*Exercise task*. Would you set down every entry shown below, precisely as written?

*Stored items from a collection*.
____________

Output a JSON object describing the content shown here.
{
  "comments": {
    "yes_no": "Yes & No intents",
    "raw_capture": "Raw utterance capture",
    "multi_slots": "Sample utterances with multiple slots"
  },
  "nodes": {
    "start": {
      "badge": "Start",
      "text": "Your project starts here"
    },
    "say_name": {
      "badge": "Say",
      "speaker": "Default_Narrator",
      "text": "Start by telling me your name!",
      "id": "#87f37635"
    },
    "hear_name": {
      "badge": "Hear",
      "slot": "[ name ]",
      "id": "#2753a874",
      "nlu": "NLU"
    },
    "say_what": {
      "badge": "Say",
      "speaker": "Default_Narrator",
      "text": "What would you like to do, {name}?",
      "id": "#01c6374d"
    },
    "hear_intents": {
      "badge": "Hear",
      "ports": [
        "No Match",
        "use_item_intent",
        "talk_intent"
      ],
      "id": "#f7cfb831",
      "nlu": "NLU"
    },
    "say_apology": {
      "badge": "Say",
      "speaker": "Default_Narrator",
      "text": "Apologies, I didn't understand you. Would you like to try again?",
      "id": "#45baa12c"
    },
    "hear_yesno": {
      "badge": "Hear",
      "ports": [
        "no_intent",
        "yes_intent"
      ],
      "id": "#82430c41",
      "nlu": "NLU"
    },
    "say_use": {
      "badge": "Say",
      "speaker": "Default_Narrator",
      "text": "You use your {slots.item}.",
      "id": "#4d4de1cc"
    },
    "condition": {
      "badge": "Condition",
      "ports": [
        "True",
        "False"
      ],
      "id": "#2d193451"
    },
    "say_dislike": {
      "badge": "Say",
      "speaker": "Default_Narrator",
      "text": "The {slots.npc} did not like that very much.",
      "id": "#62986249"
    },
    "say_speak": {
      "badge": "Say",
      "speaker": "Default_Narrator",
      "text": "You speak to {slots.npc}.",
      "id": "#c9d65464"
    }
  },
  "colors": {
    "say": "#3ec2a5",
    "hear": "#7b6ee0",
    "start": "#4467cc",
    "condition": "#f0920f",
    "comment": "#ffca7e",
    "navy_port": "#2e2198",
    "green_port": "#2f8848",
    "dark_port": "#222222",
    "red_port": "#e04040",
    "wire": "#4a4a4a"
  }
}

____________

*Final answer*.
Output a JSON object describing the content shown here.
{
  "comments": {
    "yes_no": "Yes & No intents",
    "raw_capture": "Raw utterance capture",
    "multi_slots": "Sample utterances with multiple slots"
  },
  "nodes": {
    "start": {
      "badge": "Start",
      "text": "Your project starts here"
    },
    "say_name": {
      "badge": "Say",
      "speaker": "Default_Narrator",
      "text": "Start by telling me your name!",
      "id": "#87f37635"
    },
    "hear_name": {
      "badge": "Hear",
      "slot": "[ name ]",
      "id": "#2753a874",
      "nlu": "NLU"
    },
    "say_what": {
      "badge": "Say",
      "speaker": "Default_Narrator",
      "text": "What would you like to do, {name}?",
      "id": "#01c6374d"
    },
    "hear_intents": {
      "badge": "Hear",
      "ports": [
        "No Match",
        "use_item_intent",
        "talk_intent"
      ],
      "id": "#f7cfb831",
      "nlu": "NLU"
    },
    "say_apology": {
      "badge": "Say",
      "speaker": "Default_Narrator",
      "text": "Apologies, I didn't understand you. Would you like to try again?",
      "id": "#45baa12c"
    },
    "hear_yesno": {
      "badge": "Hear",
      "ports": [
        "no_intent",
        "yes_intent"
      ],
      "id": "#82430c41",
      "nlu": "NLU"
    },
    "say_use": {
      "badge": "Say",
      "speaker": "Default_Narrator",
      "text": "You use your {slots.item}.",
      "id": "#4d4de1cc"
    },
    "condition": {
      "badge": "Condition",
      "ports": [
        "True",
        "False"
      ],
      "id": "#2d193451"
    },
    "say_dislike": {
      "badge": "Say",
      "speaker": "Default_Narrator",
      "text": "The {slots.npc} did not like that very much.",
      "id": "#62986249"
    },
    "say_speak": {
      "badge": "Say",
      "speaker": "Default_Narrator",
      "text": "You speak to {slots.npc}.",
      "id": "#c9d65464"
    }
  },
  "colors": {
    "say": "#3ec2a5",
    "hear": "#7b6ee0",
    "start": "#4467cc",
    "condition": "#f0920f",
    "comment": "#ffca7e",
    "navy_port": "#2e2198",
    "green_port": "#2f8848",
    "dark_port": "#222222",
    "red_port": "#e04040",
    "wire": "#4a4a4a"
  }
}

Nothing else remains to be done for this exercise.